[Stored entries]
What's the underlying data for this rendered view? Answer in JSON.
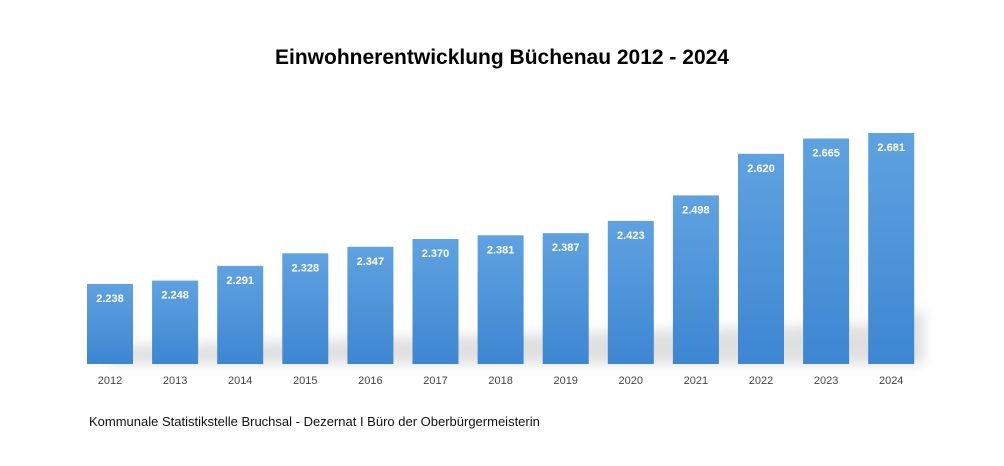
{
  "chart_data": {
    "type": "bar",
    "title": "Einwohnerentwicklung Büchenau 2012 - 2024",
    "categories": [
      "2012",
      "2013",
      "2014",
      "2015",
      "2016",
      "2017",
      "2018",
      "2019",
      "2020",
      "2021",
      "2022",
      "2023",
      "2024"
    ],
    "values": [
      2238,
      2248,
      2291,
      2328,
      2347,
      2370,
      2381,
      2387,
      2423,
      2498,
      2620,
      2665,
      2681
    ],
    "value_labels": [
      "2.238",
      "2.248",
      "2.291",
      "2.328",
      "2.347",
      "2.370",
      "2.381",
      "2.387",
      "2.423",
      "2.498",
      "2.620",
      "2.665",
      "2.681"
    ],
    "xlabel": "",
    "ylabel": "",
    "grid": false,
    "legend": "none",
    "bar_color": "#4a90d9"
  },
  "footer": {
    "source": "Kommunale Statistikstelle Bruchsal - Dezernat I Büro der Oberbürgermeisterin"
  }
}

**REQUIRED TASK**: Quote the records in full and exactly; skip any image.

**TASK RESULT**:
What's the underlying data for this rendered view? Answer in JSON.
{
  "chart_data": {
    "type": "bar",
    "title": "Einwohnerentwicklung Büchenau 2012 - 2024",
    "categories": [
      "2012",
      "2013",
      "2014",
      "2015",
      "2016",
      "2017",
      "2018",
      "2019",
      "2020",
      "2021",
      "2022",
      "2023",
      "2024"
    ],
    "values": [
      2238,
      2248,
      2291,
      2328,
      2347,
      2370,
      2381,
      2387,
      2423,
      2498,
      2620,
      2665,
      2681
    ],
    "value_labels": [
      "2.238",
      "2.248",
      "2.291",
      "2.328",
      "2.347",
      "2.370",
      "2.381",
      "2.387",
      "2.423",
      "2.498",
      "2.620",
      "2.665",
      "2.681"
    ],
    "xlabel": "",
    "ylabel": "",
    "grid": false,
    "legend": "none",
    "bar_color": "#4a90d9"
  },
  "footer": {
    "source": "Kommunale Statistikstelle Bruchsal - Dezernat I Büro der Oberbürgermeisterin"
  }
}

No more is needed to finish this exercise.